*What the exercise asks*. In the entries that follow, how many lines contain the word "access"? Answer with the number only.

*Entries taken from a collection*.
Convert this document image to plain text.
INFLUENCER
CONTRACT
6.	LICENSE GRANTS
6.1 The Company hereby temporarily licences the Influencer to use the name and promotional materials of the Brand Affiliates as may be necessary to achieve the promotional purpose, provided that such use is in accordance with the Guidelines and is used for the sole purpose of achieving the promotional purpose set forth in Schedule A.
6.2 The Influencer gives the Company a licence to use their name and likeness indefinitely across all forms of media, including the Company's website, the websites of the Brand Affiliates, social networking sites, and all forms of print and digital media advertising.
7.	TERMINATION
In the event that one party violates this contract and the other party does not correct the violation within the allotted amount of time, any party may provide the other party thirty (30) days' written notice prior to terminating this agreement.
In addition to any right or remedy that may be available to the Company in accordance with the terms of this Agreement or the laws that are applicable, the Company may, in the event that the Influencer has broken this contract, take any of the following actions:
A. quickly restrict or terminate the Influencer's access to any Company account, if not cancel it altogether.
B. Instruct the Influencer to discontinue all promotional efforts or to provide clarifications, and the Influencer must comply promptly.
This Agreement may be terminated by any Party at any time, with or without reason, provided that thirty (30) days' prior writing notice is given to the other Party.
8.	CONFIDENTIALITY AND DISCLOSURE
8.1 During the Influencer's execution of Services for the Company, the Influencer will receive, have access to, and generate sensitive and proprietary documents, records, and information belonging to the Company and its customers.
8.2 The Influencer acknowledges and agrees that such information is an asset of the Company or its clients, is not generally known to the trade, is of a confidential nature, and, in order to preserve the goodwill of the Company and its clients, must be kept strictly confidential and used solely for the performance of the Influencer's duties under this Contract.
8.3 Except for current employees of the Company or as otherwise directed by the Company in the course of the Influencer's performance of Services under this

*The result*. 2